[Dataset records on visual material]
## start
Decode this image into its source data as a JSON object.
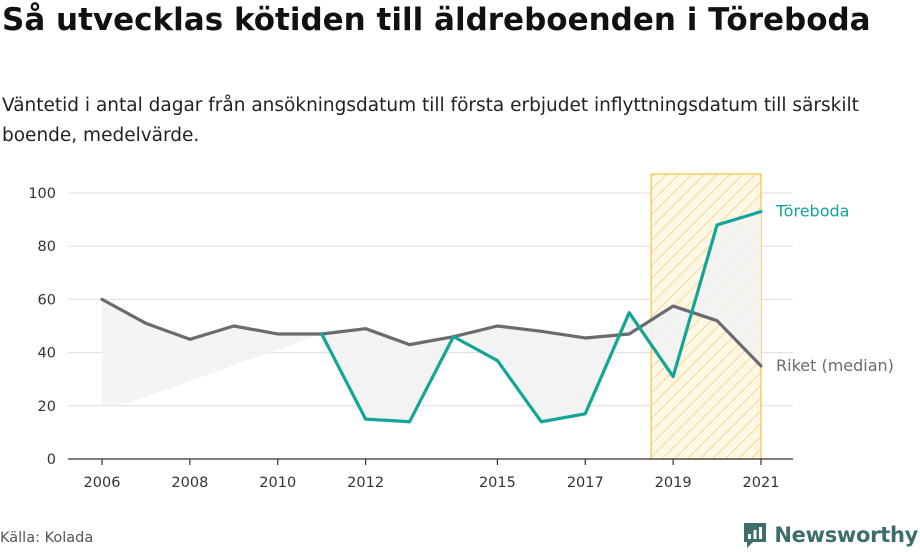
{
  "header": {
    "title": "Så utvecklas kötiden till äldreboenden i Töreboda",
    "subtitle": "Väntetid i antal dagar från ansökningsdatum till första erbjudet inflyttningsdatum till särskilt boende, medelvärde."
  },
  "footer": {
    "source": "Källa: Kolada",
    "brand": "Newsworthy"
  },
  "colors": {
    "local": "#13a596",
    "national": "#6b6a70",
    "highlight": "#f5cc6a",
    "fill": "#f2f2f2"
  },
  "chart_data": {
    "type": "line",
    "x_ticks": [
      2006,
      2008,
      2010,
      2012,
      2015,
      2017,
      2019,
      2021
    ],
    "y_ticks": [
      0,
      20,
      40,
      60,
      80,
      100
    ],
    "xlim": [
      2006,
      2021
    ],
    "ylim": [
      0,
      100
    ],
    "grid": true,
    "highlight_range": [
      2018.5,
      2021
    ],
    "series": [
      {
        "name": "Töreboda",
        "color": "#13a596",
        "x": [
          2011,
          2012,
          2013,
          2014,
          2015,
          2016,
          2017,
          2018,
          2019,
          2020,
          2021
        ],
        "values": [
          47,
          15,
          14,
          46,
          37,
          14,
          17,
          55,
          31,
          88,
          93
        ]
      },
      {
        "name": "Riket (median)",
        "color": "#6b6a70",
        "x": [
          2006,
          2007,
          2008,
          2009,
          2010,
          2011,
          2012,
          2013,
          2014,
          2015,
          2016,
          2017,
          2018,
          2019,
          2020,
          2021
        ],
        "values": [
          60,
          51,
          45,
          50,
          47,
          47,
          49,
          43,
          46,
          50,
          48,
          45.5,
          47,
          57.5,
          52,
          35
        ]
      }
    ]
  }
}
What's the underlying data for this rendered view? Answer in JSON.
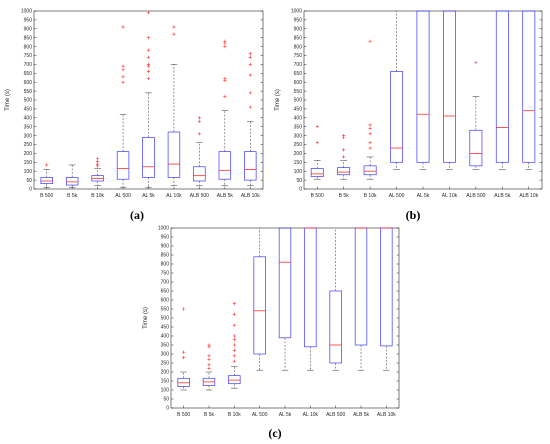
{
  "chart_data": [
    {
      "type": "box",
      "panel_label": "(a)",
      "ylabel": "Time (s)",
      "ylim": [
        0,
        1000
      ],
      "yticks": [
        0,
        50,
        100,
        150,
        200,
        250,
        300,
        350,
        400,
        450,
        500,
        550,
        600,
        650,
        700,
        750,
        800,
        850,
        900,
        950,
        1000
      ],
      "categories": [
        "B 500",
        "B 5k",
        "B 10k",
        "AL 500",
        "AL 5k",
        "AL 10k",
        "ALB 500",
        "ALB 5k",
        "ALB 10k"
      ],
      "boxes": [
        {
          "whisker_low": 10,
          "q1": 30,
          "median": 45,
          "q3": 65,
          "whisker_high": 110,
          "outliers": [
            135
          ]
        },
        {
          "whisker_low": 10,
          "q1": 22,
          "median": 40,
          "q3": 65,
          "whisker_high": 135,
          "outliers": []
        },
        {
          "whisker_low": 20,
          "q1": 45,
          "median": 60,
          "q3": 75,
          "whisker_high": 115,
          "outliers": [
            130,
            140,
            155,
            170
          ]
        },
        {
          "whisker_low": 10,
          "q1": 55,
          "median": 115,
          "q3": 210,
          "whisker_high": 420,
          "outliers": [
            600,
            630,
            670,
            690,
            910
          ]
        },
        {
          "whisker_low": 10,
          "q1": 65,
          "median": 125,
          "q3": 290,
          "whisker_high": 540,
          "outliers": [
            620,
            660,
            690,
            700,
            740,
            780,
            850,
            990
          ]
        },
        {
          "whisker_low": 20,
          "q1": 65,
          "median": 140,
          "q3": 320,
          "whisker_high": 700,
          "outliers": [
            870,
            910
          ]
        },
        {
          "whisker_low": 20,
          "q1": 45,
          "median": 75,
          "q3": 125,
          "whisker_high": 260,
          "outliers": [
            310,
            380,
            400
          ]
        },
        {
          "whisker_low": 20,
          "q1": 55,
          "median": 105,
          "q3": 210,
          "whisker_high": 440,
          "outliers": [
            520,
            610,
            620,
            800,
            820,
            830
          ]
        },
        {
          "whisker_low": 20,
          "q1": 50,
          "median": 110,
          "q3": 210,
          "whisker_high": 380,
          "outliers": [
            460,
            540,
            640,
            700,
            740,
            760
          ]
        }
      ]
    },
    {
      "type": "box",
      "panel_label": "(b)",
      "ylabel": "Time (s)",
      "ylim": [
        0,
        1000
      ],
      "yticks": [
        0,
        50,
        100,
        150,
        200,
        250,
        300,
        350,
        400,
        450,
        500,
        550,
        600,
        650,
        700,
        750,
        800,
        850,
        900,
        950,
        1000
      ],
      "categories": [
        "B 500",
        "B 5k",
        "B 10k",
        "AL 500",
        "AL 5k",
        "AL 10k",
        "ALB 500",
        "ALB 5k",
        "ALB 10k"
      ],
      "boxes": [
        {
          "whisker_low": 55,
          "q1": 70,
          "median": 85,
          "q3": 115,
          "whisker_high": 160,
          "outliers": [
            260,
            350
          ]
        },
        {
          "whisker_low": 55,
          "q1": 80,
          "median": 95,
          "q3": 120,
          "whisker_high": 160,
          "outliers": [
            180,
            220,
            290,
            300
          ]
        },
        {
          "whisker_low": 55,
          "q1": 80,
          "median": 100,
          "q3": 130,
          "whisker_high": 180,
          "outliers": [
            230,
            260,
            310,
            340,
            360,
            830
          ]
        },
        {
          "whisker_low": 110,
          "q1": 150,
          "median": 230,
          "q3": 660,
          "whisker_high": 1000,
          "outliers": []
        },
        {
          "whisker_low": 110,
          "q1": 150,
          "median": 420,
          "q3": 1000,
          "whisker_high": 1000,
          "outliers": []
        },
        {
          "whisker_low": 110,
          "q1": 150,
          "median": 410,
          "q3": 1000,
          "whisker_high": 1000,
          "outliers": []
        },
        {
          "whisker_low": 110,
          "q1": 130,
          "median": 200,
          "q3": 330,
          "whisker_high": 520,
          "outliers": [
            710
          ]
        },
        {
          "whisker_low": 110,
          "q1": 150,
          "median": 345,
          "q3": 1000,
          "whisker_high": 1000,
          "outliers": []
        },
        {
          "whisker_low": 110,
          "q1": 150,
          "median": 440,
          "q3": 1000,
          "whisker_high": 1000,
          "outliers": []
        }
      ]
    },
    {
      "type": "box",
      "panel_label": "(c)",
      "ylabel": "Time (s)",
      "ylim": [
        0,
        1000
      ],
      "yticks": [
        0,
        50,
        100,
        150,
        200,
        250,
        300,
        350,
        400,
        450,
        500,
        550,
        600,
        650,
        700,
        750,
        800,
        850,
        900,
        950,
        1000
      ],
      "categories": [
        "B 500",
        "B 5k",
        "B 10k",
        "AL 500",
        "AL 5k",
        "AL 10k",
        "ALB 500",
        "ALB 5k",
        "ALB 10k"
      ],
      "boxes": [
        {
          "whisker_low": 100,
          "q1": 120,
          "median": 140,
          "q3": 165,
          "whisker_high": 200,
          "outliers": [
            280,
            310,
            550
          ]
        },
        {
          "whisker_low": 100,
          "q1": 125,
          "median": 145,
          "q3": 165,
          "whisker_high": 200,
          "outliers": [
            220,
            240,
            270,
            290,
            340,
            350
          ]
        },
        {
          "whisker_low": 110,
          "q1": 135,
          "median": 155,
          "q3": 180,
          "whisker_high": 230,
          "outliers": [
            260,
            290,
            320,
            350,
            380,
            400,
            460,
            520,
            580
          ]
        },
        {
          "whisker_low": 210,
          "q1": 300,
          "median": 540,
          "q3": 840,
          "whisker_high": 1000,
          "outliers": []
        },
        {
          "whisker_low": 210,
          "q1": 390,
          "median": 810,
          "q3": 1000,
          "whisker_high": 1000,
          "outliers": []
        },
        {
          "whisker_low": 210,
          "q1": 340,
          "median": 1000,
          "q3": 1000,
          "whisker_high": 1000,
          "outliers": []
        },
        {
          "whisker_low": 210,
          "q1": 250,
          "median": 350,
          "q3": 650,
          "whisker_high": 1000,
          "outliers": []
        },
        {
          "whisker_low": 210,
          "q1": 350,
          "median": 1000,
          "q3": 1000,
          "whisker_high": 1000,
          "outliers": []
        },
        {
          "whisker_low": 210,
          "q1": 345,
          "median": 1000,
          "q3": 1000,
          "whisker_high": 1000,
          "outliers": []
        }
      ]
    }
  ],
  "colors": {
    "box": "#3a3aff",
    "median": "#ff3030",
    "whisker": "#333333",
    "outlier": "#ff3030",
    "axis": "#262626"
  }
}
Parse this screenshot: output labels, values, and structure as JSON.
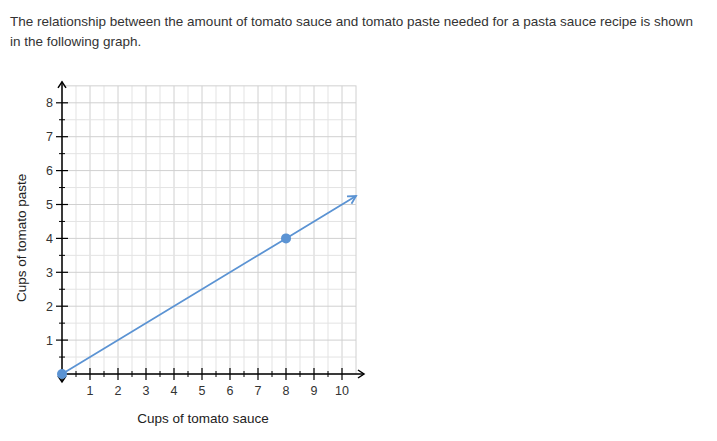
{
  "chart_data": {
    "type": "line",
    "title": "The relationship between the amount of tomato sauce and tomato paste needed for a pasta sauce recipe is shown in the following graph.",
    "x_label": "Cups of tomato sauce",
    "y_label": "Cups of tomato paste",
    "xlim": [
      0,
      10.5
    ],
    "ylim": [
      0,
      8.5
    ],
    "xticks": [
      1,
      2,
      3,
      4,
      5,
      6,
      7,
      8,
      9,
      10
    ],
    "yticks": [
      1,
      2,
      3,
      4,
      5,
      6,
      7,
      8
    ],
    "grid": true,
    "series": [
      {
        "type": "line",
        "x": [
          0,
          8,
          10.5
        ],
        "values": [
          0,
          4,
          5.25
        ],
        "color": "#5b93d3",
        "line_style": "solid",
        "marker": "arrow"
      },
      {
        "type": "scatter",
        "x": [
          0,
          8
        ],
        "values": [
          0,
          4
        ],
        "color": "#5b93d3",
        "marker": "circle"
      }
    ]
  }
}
## end
### Directive
All lines above with "Töreboda" in them should be returned.

### In response
    "title": "Så utvecklas kötiden till äldreboenden i Töreboda",
        "name": "Töreboda",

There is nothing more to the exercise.